** START STORED DATA **
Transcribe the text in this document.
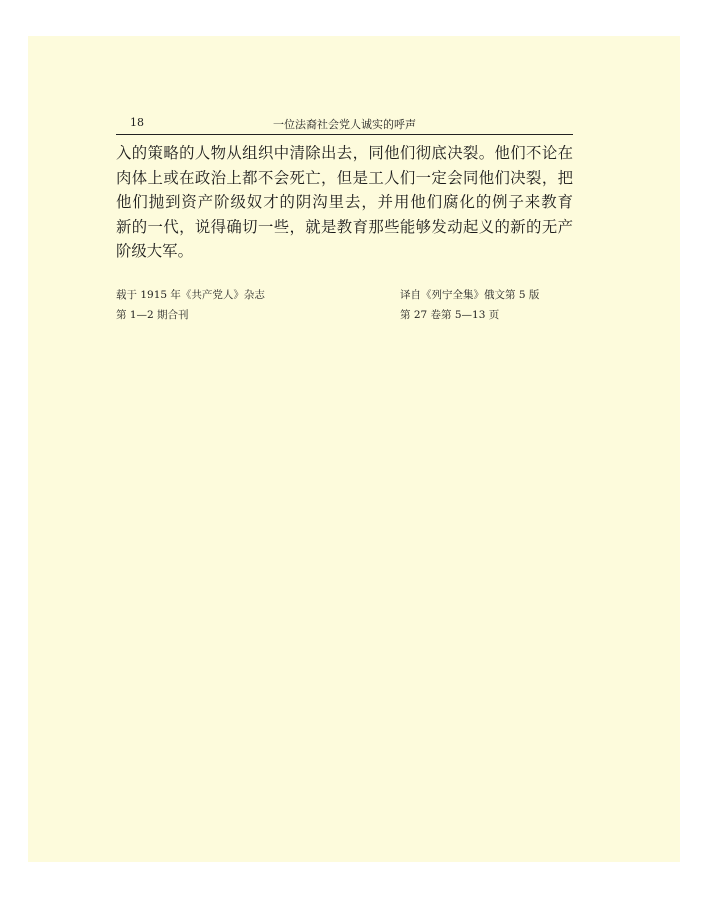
18	一位法裔社会党人诚实的呼声

入的策略的人物从组织中清除出去，同他们彻底决裂。他们不论在
肉体上或在政治上都不会死亡，但是工人们一定会同他们决裂，把
他们抛到资产阶级奴才的阴沟里去，并用他们腐化的例子来教育
新的一代，说得确切一些，就是教育那些能够发动起义的新的无产
阶级大军。

载于 1915 年《共产党人》杂志
第 1—2 期合刊
译自《列宁全集》俄文第 5 版
第 27 卷第 5—13 页
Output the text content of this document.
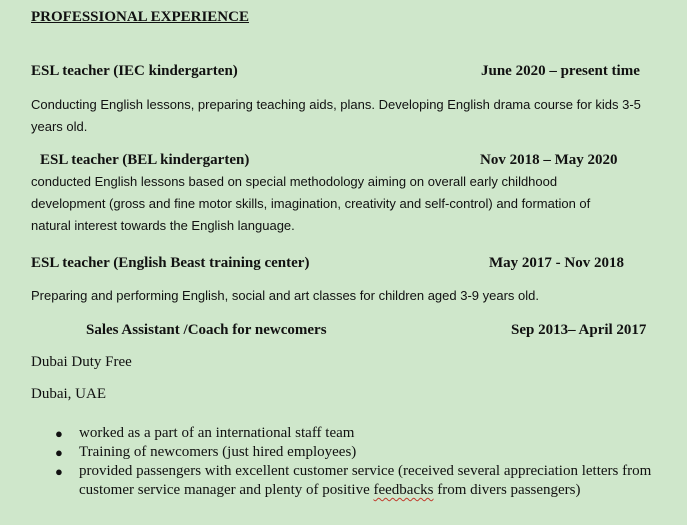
PROFESSIONAL EXPERIENCE
ESL teacher (IEC kindergarten)	June 2020 – present time
Conducting English lessons, preparing teaching aids, plans. Developing English drama course for kids 3-5 years old.
ESL teacher (BEL kindergarten)	Nov 2018 – May 2020
conducted English lessons based on special methodology aiming on overall early childhood development (gross and fine motor skills, imagination, creativity and self-control) and formation of natural interest towards the English language.
ESL teacher (English Beast training center)	May 2017 - Nov 2018
Preparing and performing English, social and art classes for children aged 3-9 years old.
Sales Assistant /Coach for newcomers	Sep 2013– April 2017
Dubai Duty Free
Dubai, UAE
● worked as a part of an international staff team
● Training of newcomers (just hired employees)
● provided passengers with excellent customer service (received several appreciation letters from customer service manager and plenty of positive feedbacks from divers passengers)
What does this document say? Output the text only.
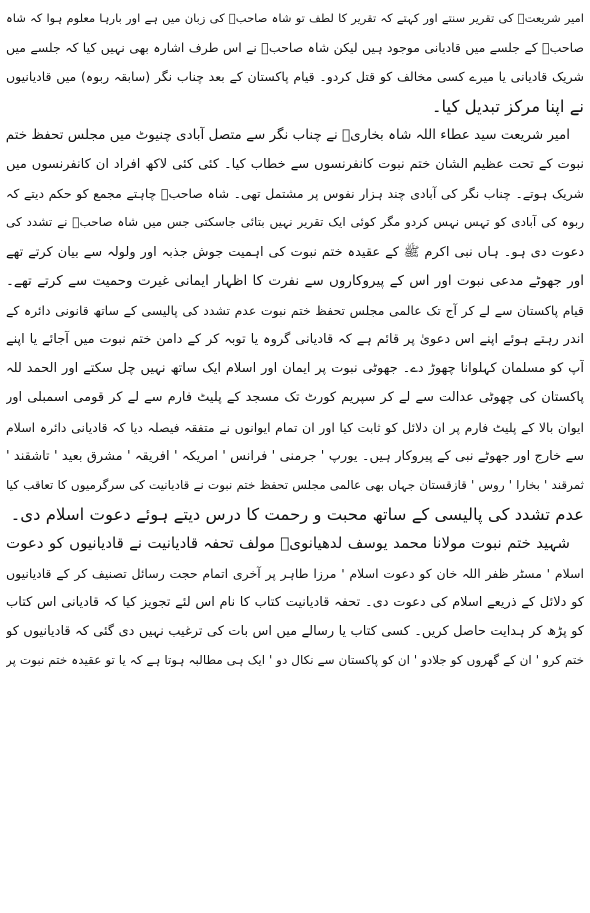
امیر شریعتؒ کی تقریر سنتے اور کہتے کہ تقریر کا لطف تو شاہ صاحبؒ کی زبان میں ہے اور بارہا معلوم ہوا کہ شاہ
صاحبؒ کے جلسے میں قادیانی موجود ہیں لیکن شاہ صاحبؒ نے اس طرف اشارہ بھی نہیں کیا کہ جلسے میں
شریک قادیانی یا میرے کسی مخالف کو قتل کردو۔ قیام پاکستان کے بعد چناب نگر (سابقہ ربوہ) میں قادیانیوں
نے اپنا مرکز تبدیل کیا۔
امیر شریعت سید عطاء اللہ شاہ بخاریؒ نے چناب نگر سے متصل آبادی چنیوٹ میں مجلس تحفظ ختم
نبوت کے تحت عظیم الشان ختم نبوت کانفرنسوں سے خطاب کیا۔ کئی کئی لاکھ افراد ان کانفرنسوں میں
شریک ہوتے۔ چناب نگر کی آبادی چند ہزار نفوس پر مشتمل تھی۔ شاہ صاحبؒ چاہتے مجمع کو حکم دیتے کہ
ربوہ کی آبادی کو تہس نہس کردو مگر کوئی ایک تقریر نہیں بتائی جاسکتی جس میں شاہ صاحبؒ نے تشدد کی
دعوت دی ہو۔ ہاں نبی اکرم ﷺ کے عقیدہ ختم نبوت کی اہمیت جوش جذبہ اور ولولہ سے بیان کرتے تھے
اور جھوٹے مدعی نبوت اور اس کے پیروکاروں سے نفرت کا اظہار ایمانی غیرت وحمیت سے کرتے تھے۔
قیام پاکستان سے لے کر آج تک عالمی مجلس تحفظ ختم نبوت عدم تشدد کی پالیسی کے ساتھ قانونی دائرہ کے
اندر رہتے ہوئے اپنے اس دعویٰ پر قائم ہے کہ قادیانی گروہ یا توبہ کر کے دامن ختم نبوت میں آجائے یا اپنے
آپ کو مسلمان کہلوانا چھوڑ دے۔ جھوٹی نبوت پر ایمان اور اسلام ایک ساتھ نہیں چل سکتے اور الحمد للہ
پاکستان کی چھوٹی عدالت سے لے کر سپریم کورٹ تک مسجد کے پلیٹ فارم سے لے کر قومی اسمبلی اور
ایوان بالا کے پلیٹ فارم پر ان دلائل کو ثابت کیا اور ان تمام ایوانوں نے متفقہ فیصلہ دیا کہ قادیانی دائرہ اسلام
سے خارج اور جھوٹے نبی کے پیروکار ہیں۔ یورپ ' جرمنی ' فرانس ' امریکہ ' افریقہ ' مشرق بعید ' تاشقند '
ثمرقند ' بخارا ' روس ' قازقستان جہاں بھی عالمی مجلس تحفظ ختم نبوت نے قادیانیت کی سرگرمیوں کا تعاقب کیا
عدم تشدد کی پالیسی کے ساتھ محبت و رحمت کا درس دیتے ہوئے دعوت اسلام دی۔
شہید ختم نبوت مولانا محمد یوسف لدھیانویؒ مولف تحفہ قادیانیت نے قادیانیوں کو دعوت
اسلام ' مسٹر ظفر اللہ خان کو دعوت اسلام ' مرزا طاہر پر آخری اتمام حجت رسائل تصنیف کر کے قادیانیوں
کو دلائل کے ذریعے اسلام کی دعوت دی۔ تحفہ قادیانیت کتاب کا نام اس لئے تجویز کیا کہ قادیانی اس کتاب
کو پڑھ کر ہدایت حاصل کریں۔ کسی کتاب یا رسالے میں اس بات کی ترغیب نہیں دی گئی کہ قادیانیوں کو
ختم کرو ' ان کے گھروں کو جلادو ' ان کو پاکستان سے نکال دو ' ایک ہی مطالبہ ہوتا ہے کہ یا تو عقیدہ ختم نبوت پر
** END STORED DATA **
# STATED EXERCISE:
Where a line contains "شریک", copy that line.

# CORRECT ANSWER:
شریک قادیانی یا میرے کسی مخالف کو قتل کردو۔ قیام پاکستان کے بعد چناب نگر (سابقہ ربوہ) میں قادیانیوں
شریک ہوتے۔ چناب نگر کی آبادی چند ہزار نفوس پر مشتمل تھی۔ شاہ صاحبؒ چاہتے مجمع کو حکم دیتے کہ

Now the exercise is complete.